Go through the entries and transcribe each one exactly, dropping the pictures.

__SUPPLIED ENTRIES__
════════

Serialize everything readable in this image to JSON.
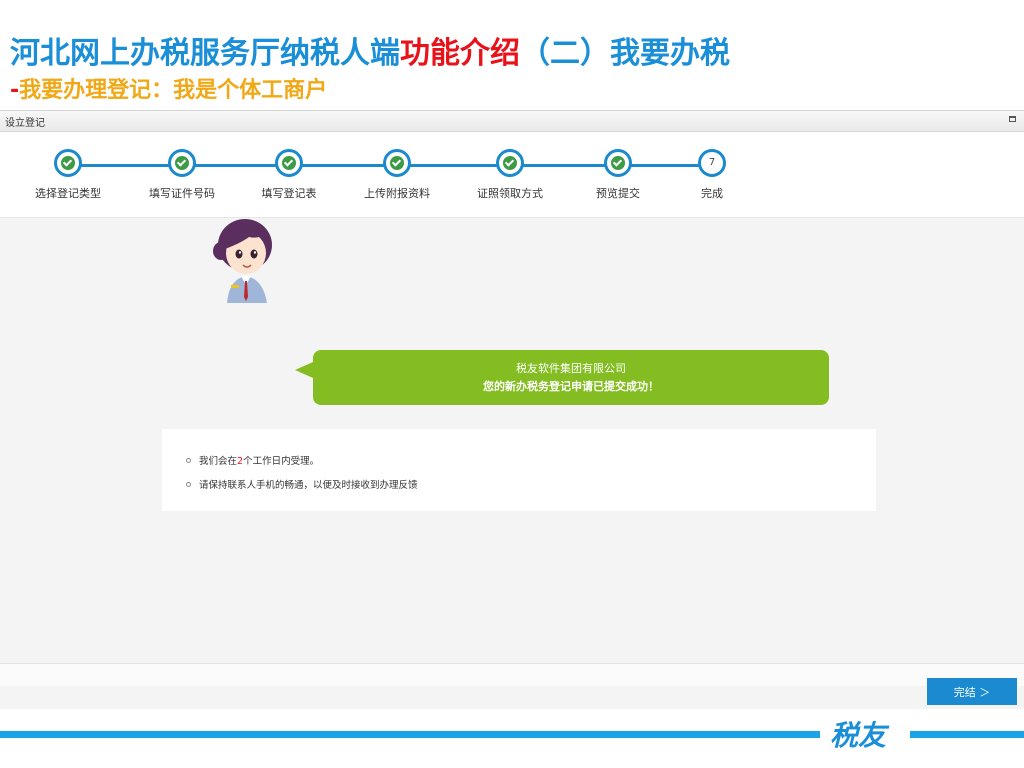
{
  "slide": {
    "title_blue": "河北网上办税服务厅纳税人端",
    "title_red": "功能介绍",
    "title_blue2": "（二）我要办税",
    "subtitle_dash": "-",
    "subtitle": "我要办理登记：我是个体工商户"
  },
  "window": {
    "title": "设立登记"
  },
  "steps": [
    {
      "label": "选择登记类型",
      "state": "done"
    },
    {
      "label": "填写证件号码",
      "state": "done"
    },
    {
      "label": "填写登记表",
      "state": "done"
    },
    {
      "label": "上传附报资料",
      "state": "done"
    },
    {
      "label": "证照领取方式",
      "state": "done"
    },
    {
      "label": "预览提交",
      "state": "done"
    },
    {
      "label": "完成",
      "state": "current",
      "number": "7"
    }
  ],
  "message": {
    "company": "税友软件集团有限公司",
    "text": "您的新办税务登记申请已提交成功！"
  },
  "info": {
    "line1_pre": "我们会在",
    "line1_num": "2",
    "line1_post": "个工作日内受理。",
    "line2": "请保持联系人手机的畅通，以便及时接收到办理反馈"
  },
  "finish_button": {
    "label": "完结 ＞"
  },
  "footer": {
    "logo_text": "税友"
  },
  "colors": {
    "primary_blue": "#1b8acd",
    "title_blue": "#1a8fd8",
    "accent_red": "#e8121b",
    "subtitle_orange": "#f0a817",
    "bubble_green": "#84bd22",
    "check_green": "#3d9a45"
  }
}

════════

__WRITTEN ANSWER__
Serialize everything readable in this image to JSON.
{
  "slide": {
    "title_blue": "河北网上办税服务厅纳税人端",
    "title_red": "功能介绍",
    "title_blue2": "（二）我要办税",
    "subtitle_dash": "-",
    "subtitle": "我要办理登记：我是个体工商户"
  },
  "window": {
    "title": "设立登记"
  },
  "steps": [
    {
      "label": "选择登记类型",
      "state": "done"
    },
    {
      "label": "填写证件号码",
      "state": "done"
    },
    {
      "label": "填写登记表",
      "state": "done"
    },
    {
      "label": "上传附报资料",
      "state": "done"
    },
    {
      "label": "证照领取方式",
      "state": "done"
    },
    {
      "label": "预览提交",
      "state": "done"
    },
    {
      "label": "完成",
      "state": "current",
      "number": "7"
    }
  ],
  "message": {
    "company": "税友软件集团有限公司",
    "text": "您的新办税务登记申请已提交成功！"
  },
  "info": {
    "line1_pre": "我们会在",
    "line1_num": "2",
    "line1_post": "个工作日内受理。",
    "line2": "请保持联系人手机的畅通，以便及时接收到办理反馈"
  },
  "finish_button": {
    "label": "完结 ＞"
  },
  "footer": {
    "logo_text": "税友"
  },
  "colors": {
    "primary_blue": "#1b8acd",
    "title_blue": "#1a8fd8",
    "accent_red": "#e8121b",
    "subtitle_orange": "#f0a817",
    "bubble_green": "#84bd22",
    "check_green": "#3d9a45"
  }
}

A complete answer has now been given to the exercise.